━━ Records shown ━━
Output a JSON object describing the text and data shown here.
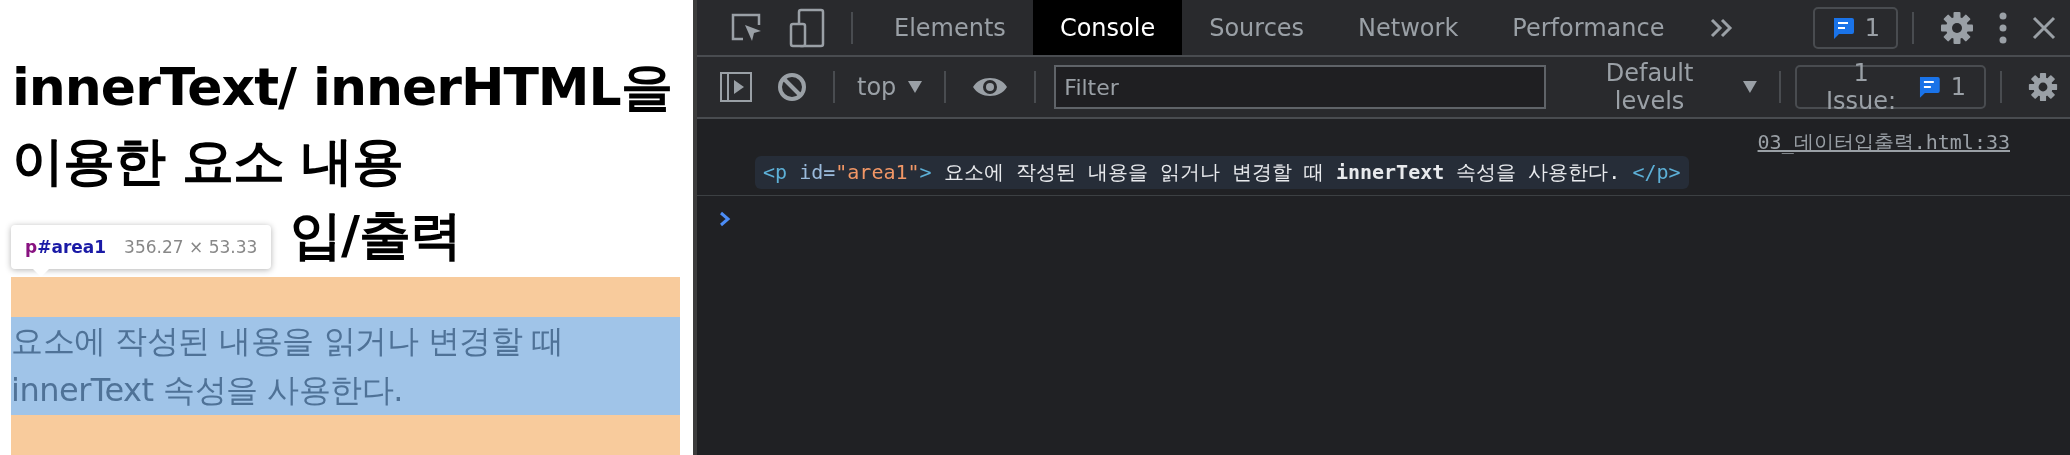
{
  "page": {
    "heading_lines": [
      "innerText/ innerHTML을",
      "이용한 요소 내용",
      "입/출력"
    ],
    "inspect_tooltip": {
      "selector_tag": "p",
      "selector_id": "#area1",
      "size": "356.27 × 53.33"
    },
    "paragraph": "요소에 작성된 내용을 읽거나 변경할 때 innerText 속성을 사용한다."
  },
  "devtools": {
    "tabs": [
      {
        "label": "Elements",
        "selected": false
      },
      {
        "label": "Console",
        "selected": true
      },
      {
        "label": "Sources",
        "selected": false
      },
      {
        "label": "Network",
        "selected": false
      },
      {
        "label": "Performance",
        "selected": false
      }
    ],
    "issues_badge": "1",
    "console_toolbar": {
      "context": "top",
      "filter": {
        "placeholder": "Filter"
      },
      "levels": "Default levels",
      "issues_label": "1 Issue:",
      "issues_count": "1"
    },
    "messages": [
      {
        "source": "03_데이터입출력.html:33",
        "parts": [
          {
            "kind": "tag",
            "text": "<p"
          },
          {
            "kind": "attr",
            "text": " id="
          },
          {
            "kind": "value",
            "text": "\"area1\""
          },
          {
            "kind": "tag",
            "text": ">"
          },
          {
            "kind": "text",
            "text": " 요소에 작성된 내용을 읽거나 변경할 때 **innerText** 속성을 사용한다. "
          },
          {
            "kind": "tag",
            "text": "</p>"
          }
        ]
      }
    ]
  }
}
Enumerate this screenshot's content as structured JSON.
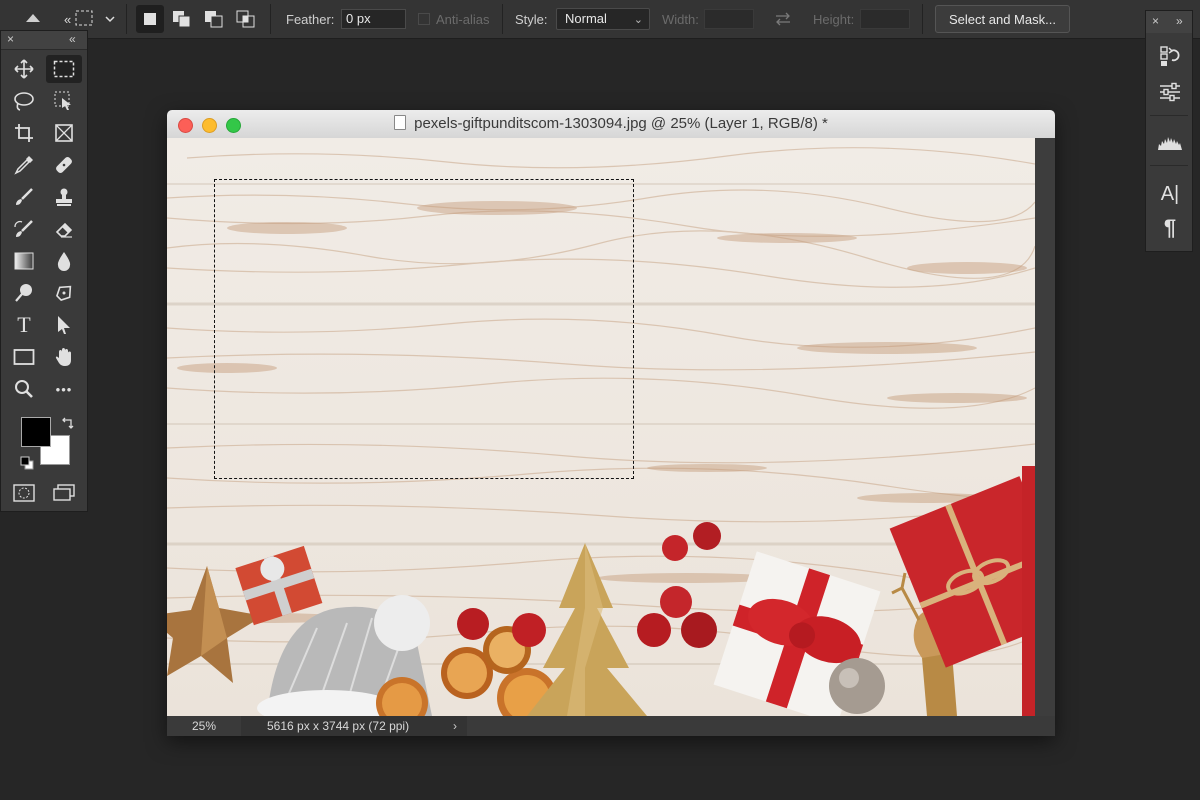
{
  "options_bar": {
    "feather_label": "Feather:",
    "feather_value": "0 px",
    "antialias_label": "Anti-alias",
    "style_label": "Style:",
    "style_value": "Normal",
    "width_label": "Width:",
    "height_label": "Height:",
    "select_mask_label": "Select and Mask..."
  },
  "toolbar": {
    "collapse_glyph": "«",
    "close_glyph": "×",
    "foreground_color": "#000000",
    "background_color": "#ffffff",
    "active_tool": "rectangular-marquee-tool",
    "type_tool_glyph": "T",
    "more_tools_glyph": "•••"
  },
  "right_panel": {
    "close_glyph": "×",
    "expand_glyph": "»",
    "character_glyph": "A|",
    "paragraph_glyph": "¶"
  },
  "document": {
    "title": "pexels-giftpunditscom-1303094.jpg @ 25% (Layer 1, RGB/8) *",
    "zoom": "25%",
    "info": "5616 px x 3744 px (72 ppi)",
    "info_arrow": "›"
  },
  "colors": {
    "traffic_close": "#fc5f57",
    "traffic_minimize": "#fdbc2e",
    "traffic_zoom": "#33c748",
    "gift_red": "#c9262b",
    "ornament_gold": "#c9a45a"
  }
}
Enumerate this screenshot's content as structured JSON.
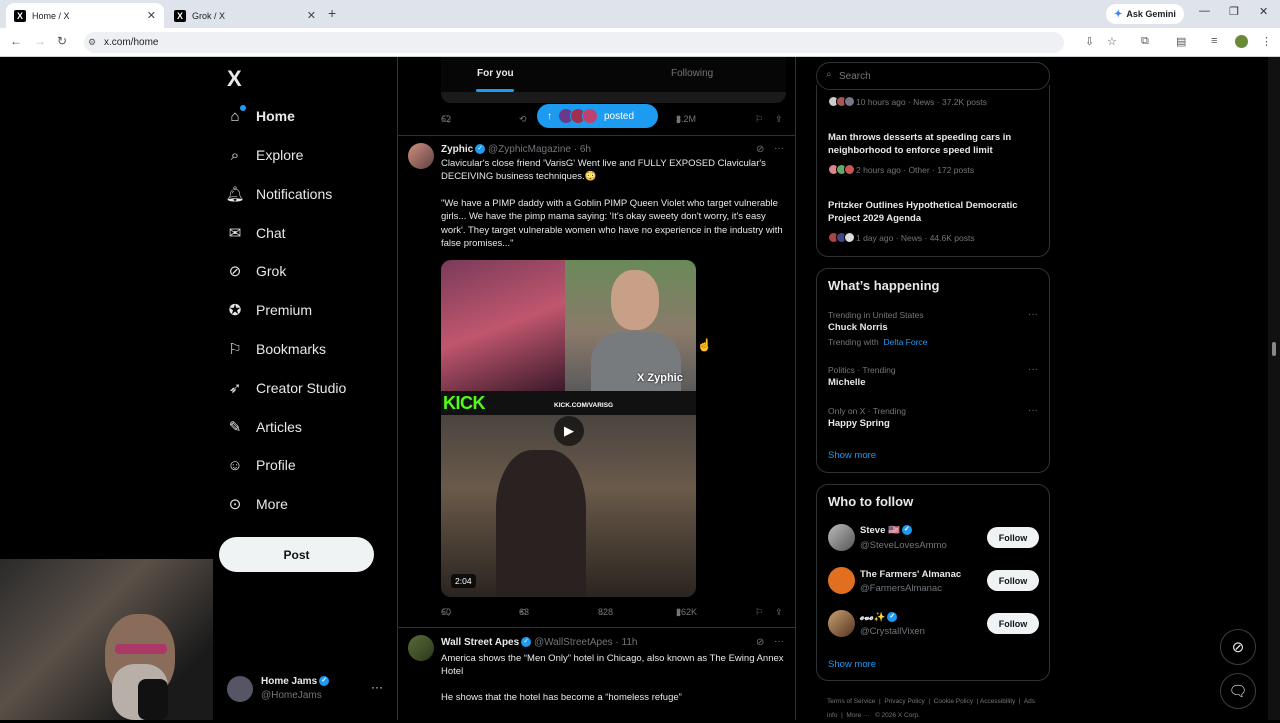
{
  "browser": {
    "tabs": [
      {
        "title": "Home / X"
      },
      {
        "title": "Grok / X"
      }
    ],
    "new_tab": "+",
    "ask_gemini": "Ask Gemini",
    "url": "x.com/home"
  },
  "nav": {
    "brand": "X",
    "items": [
      {
        "label": "Home",
        "icon": "home-icon"
      },
      {
        "label": "Explore",
        "icon": "search-icon"
      },
      {
        "label": "Notifications",
        "icon": "bell-icon"
      },
      {
        "label": "Chat",
        "icon": "mail-icon"
      },
      {
        "label": "Grok",
        "icon": "grok-icon"
      },
      {
        "label": "Premium",
        "icon": "premium-icon"
      },
      {
        "label": "Bookmarks",
        "icon": "bookmark-icon"
      },
      {
        "label": "Creator Studio",
        "icon": "rocket-icon"
      },
      {
        "label": "Articles",
        "icon": "article-icon"
      },
      {
        "label": "Profile",
        "icon": "person-icon"
      },
      {
        "label": "More",
        "icon": "more-icon"
      }
    ],
    "post_button": "Post",
    "account": {
      "name": "Home Jams",
      "handle": "@HomeJams"
    }
  },
  "timeline": {
    "tabs": [
      "For you",
      "Following"
    ],
    "posted_pill": "posted",
    "prev_tweet_actions": {
      "replies": "62",
      "views": "3.2M"
    },
    "tweets": [
      {
        "name": "Zyphic",
        "handle": "@ZyphicMagazine",
        "time": "· 6h",
        "text1": "Clavicular's close friend 'VarisG' Went live and FULLY EXPOSED Clavicular's DECEIVING business techniques.😳",
        "text2": "\"We have a PIMP daddy with a Goblin PIMP Queen Violet who target vulnerable girls... We have the pimp mama saying: 'It's okay sweety don't worry, it's easy work'.  They target vulnerable women who have no experience in the industry with false promises...\"",
        "media": {
          "watermark": "X Zyphic",
          "kick_logo": "KICK",
          "kick_url": "KICK.COM/VARISG",
          "duration": "2:04"
        },
        "replies": "60",
        "reposts": "63",
        "likes": "828",
        "views": "262K"
      },
      {
        "name": "Wall Street Apes",
        "handle": "@WallStreetApes",
        "time": "· 11h",
        "text1": "America shows the “Men Only” hotel in Chicago, also known as The Ewing Annex Hotel",
        "text2": "He shows that the hotel has become a “homeless refuge”"
      }
    ]
  },
  "rail": {
    "search_placeholder": "Search",
    "news": [
      {
        "meta": "10 hours ago · News · 37.2K posts"
      },
      {
        "title": "Man throws desserts at speeding cars in neighborhood to enforce speed limit",
        "meta": "2 hours ago · Other · 172 posts"
      },
      {
        "title": "Pritzker Outlines Hypothetical Democratic Project 2029 Agenda",
        "meta": "1 day ago · News · 44.6K posts"
      }
    ],
    "happening": {
      "title": "What’s happening",
      "trends": [
        {
          "context": "Trending in United States",
          "name": "Chuck Norris",
          "with_label": "Trending with",
          "with_link": "Delta Force"
        },
        {
          "context": "Politics · Trending",
          "name": "Michelle"
        },
        {
          "context": "Only on X · Trending",
          "name": "Happy Spring"
        }
      ],
      "show_more": "Show more"
    },
    "who_to_follow": {
      "title": "Who to follow",
      "users": [
        {
          "name": "Steve 🇺🇸",
          "handle": "@SteveLovesAmmo",
          "button": "Follow"
        },
        {
          "name": "The Farmers' Almanac",
          "handle": "@FarmersAlmanac",
          "button": "Follow"
        },
        {
          "name": "𝓮𝓿𝓮✨",
          "handle": "@CrystallVixen",
          "button": "Follow"
        }
      ],
      "show_more": "Show more"
    },
    "footer": {
      "links": [
        "Terms of Service",
        "Privacy Policy",
        "Cookie Policy",
        "Accessibility",
        "Ads info",
        "More ···",
        "© 2026 X Corp."
      ]
    }
  },
  "colors": {
    "accent": "#1d9bf0",
    "background": "#000000",
    "border": "#2f3336",
    "muted": "#71767b",
    "kick_green": "#53fc18"
  }
}
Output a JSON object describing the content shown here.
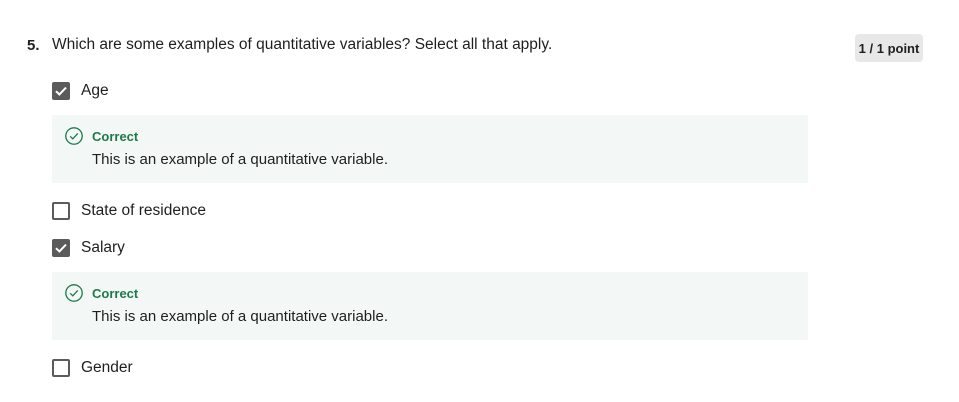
{
  "question": {
    "number": "5.",
    "text": "Which are some examples of quantitative variables? Select all that apply.",
    "points": "1 / 1 point"
  },
  "options": [
    {
      "label": "Age",
      "checked": true,
      "feedback": {
        "title": "Correct",
        "text": "This is an example of a quantitative variable."
      }
    },
    {
      "label": "State of residence",
      "checked": false
    },
    {
      "label": "Salary",
      "checked": true,
      "feedback": {
        "title": "Correct",
        "text": "This is an example of a quantitative variable."
      }
    },
    {
      "label": "Gender",
      "checked": false
    }
  ],
  "colors": {
    "correct": "#1e7a4c",
    "feedback_bg": "#f3f8f6",
    "checkbox": "#5b5b5b"
  },
  "icons": {
    "checkmark": "checkmark-icon",
    "correct": "check-circle-icon"
  }
}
━━━
Exercise brief:
With the pictures left out, write out exactly the lines from the line containing "Output a JSON object describing the content" through the final line.

Answer to the exercise:
Output a JSON object describing the content shown here.
{
  "question": {
    "number": "5.",
    "text": "Which are some examples of quantitative variables? Select all that apply.",
    "points": "1 / 1 point"
  },
  "options": [
    {
      "label": "Age",
      "checked": true,
      "feedback": {
        "title": "Correct",
        "text": "This is an example of a quantitative variable."
      }
    },
    {
      "label": "State of residence",
      "checked": false
    },
    {
      "label": "Salary",
      "checked": true,
      "feedback": {
        "title": "Correct",
        "text": "This is an example of a quantitative variable."
      }
    },
    {
      "label": "Gender",
      "checked": false
    }
  ],
  "colors": {
    "correct": "#1e7a4c",
    "feedback_bg": "#f3f8f6",
    "checkbox": "#5b5b5b"
  },
  "icons": {
    "checkmark": "checkmark-icon",
    "correct": "check-circle-icon"
  }
}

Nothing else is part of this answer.